- [Written problem]: Filter the data for lines with the word "капитальный", then copy every line so identified.

— start of Records for this exercise —

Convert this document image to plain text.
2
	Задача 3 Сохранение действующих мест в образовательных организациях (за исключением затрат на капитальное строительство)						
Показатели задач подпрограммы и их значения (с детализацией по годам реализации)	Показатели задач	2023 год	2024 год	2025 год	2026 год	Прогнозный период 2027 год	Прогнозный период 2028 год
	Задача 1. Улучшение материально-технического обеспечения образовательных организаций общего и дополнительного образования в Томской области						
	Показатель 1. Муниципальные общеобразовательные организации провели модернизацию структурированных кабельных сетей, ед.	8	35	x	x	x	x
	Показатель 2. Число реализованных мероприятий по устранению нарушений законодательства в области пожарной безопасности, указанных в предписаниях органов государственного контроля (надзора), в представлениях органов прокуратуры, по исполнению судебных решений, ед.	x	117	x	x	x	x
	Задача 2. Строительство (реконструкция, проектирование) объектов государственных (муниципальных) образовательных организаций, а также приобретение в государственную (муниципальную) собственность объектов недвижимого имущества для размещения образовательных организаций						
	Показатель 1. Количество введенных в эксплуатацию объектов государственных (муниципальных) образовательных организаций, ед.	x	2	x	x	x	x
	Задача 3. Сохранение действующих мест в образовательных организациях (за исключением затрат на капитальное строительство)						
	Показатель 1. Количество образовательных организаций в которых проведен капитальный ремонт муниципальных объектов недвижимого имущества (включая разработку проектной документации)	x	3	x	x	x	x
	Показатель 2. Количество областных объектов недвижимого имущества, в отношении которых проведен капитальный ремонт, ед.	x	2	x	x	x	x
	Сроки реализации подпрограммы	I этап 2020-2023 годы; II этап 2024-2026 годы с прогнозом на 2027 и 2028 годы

— end of Records for this exercise —

- [Correct output]:
	Показатель 1. Количество образовательных организаций в которых проведен капитальный ремонт муниципальных объектов недвижимого имущества (включая разработку проектной документации)	x	3	x	x	x	x
	Показатель 2. Количество областных объектов недвижимого имущества, в отношении которых проведен капитальный ремонт, ед.	x	2	x	x	x	x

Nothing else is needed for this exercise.